## [Exercise]
Lines that contain the string "circle" are to be copied; leave out all others.

§ §

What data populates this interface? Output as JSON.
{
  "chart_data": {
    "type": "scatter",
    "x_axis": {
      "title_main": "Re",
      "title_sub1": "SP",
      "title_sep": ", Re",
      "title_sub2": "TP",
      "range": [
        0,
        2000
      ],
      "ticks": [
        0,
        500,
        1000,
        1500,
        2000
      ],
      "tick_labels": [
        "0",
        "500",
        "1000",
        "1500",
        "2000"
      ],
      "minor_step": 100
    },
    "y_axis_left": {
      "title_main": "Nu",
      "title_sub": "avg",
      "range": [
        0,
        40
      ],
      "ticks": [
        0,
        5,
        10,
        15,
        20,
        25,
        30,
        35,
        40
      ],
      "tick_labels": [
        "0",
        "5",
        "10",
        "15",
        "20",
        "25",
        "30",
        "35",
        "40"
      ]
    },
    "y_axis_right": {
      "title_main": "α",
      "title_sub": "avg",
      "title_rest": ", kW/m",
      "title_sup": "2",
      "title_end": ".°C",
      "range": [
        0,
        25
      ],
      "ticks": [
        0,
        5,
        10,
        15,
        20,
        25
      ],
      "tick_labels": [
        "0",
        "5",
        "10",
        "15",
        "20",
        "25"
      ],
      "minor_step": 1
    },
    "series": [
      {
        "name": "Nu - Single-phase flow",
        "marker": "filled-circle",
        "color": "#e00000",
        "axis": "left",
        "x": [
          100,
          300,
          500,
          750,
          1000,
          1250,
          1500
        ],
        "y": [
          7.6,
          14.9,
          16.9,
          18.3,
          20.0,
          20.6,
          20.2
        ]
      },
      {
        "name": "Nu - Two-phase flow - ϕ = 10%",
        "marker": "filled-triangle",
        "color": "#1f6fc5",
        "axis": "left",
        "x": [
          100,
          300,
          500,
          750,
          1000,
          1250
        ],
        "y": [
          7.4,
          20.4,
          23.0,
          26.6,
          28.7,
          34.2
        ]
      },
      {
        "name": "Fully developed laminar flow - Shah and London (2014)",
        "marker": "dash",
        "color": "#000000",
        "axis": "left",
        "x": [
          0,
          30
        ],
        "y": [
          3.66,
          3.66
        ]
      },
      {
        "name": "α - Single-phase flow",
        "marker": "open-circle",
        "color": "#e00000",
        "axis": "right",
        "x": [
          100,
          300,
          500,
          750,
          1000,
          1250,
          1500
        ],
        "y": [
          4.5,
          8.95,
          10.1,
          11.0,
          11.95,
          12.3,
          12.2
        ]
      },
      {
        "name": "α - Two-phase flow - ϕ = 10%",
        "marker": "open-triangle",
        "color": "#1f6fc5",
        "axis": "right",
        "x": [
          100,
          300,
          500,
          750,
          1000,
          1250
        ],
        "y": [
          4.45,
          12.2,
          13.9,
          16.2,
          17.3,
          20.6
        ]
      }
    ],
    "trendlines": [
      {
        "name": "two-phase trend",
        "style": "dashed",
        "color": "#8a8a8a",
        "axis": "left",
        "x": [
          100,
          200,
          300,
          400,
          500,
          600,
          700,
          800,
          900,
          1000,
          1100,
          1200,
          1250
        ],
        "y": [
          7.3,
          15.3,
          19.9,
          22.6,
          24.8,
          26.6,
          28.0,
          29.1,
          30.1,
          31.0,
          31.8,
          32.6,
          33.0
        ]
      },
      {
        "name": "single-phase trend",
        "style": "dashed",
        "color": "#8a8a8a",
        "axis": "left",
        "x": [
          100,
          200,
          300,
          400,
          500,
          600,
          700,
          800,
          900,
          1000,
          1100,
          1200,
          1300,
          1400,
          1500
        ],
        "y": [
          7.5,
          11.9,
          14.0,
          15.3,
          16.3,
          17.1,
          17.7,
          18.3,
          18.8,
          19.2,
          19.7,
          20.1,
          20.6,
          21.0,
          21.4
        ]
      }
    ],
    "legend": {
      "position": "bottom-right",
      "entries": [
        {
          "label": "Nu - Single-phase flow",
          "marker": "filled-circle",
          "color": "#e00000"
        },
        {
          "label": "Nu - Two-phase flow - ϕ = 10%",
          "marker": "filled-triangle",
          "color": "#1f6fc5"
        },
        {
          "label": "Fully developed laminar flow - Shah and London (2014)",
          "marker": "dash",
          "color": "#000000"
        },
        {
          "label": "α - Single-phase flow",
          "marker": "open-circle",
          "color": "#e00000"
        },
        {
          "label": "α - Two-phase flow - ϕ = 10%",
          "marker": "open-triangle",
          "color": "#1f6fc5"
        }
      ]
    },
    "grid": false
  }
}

§ §

## [Solution to this exercise]
        "marker": "filled-circle",
        "marker": "open-circle",
          "marker": "filled-circle",
          "marker": "open-circle",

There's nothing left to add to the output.